— begin —

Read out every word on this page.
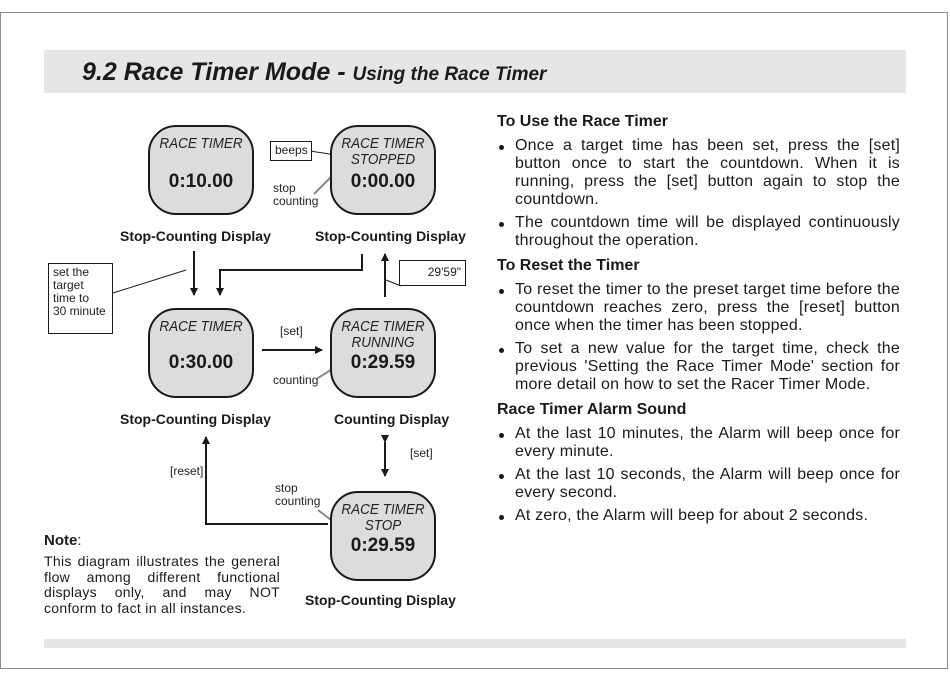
9.2 Race Timer Mode - Using the Race Timer
RACE TIMER
0:10.00
RACE TIMER
STOPPED
0:00.00
RACE TIMER
0:30.00
RACE TIMER
RUNNING
0:29.59
RACE TIMER
STOP
0:29.59
Stop-Counting Display	Stop-Counting Display
Stop-Counting Display	Counting Display
Stop-Counting Display
beeps
stop
counting
set the
target
time to
30 minute
29'59"
[set]
counting
[set]
[reset]
stop
counting
Note:
This diagram illustrates the general flow among different functional displays only, and may NOT conform to fact in all instances.
To Use the Race Timer
Once a target time has been set, press the [set] button once to start the countdown. When it is running, press the [set] button again to stop the countdown.
The countdown time will be displayed continuously throughout the operation.
To Reset the Timer
To reset the timer to the preset target time before the countdown reaches zero, press the [reset] button once when the timer has been stopped.
To set a new value for the target time, check the previous 'Setting the Race Timer Mode' section for more detail on how to set the Racer Timer Mode.
Race Timer Alarm Sound
At the last 10 minutes, the Alarm will beep once for every minute.
At the last 10 seconds, the Alarm will beep once for every second.
At zero, the Alarm will beep for about 2 seconds.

— end —

* **Problem details**
Output each line exactly; omit every picture.

* **Reply**
Read out every word on this page.
9.2 Race Timer Mode - Using the Race Timer
RACE TIMER
0:10.00
RACE TIMER
STOPPED
0:00.00
RACE TIMER
0:30.00
RACE TIMER
RUNNING
0:29.59
RACE TIMER
STOP
0:29.59
Stop-Counting Display	Stop-Counting Display
Stop-Counting Display	Counting Display
Stop-Counting Display
beeps
stop
counting
set the
target
time to
30 minute
29'59"
[set]
counting
[set]
[reset]
stop
counting
Note:
This diagram illustrates the general flow among different functional displays only, and may NOT conform to fact in all instances.
To Use the Race Timer
Once a target time has been set, press the [set] button once to start the countdown. When it is running, press the [set] button again to stop the countdown.
The countdown time will be displayed continuously throughout the operation.
To Reset the Timer
To reset the timer to the preset target time before the countdown reaches zero, press the [reset] button once when the timer has been stopped.
To set a new value for the target time, check the previous 'Setting the Race Timer Mode' section for more detail on how to set the Racer Timer Mode.
Race Timer Alarm Sound
At the last 10 minutes, the Alarm will beep once for every minute.
At the last 10 seconds, the Alarm will beep once for every second.
At zero, the Alarm will beep for about 2 seconds.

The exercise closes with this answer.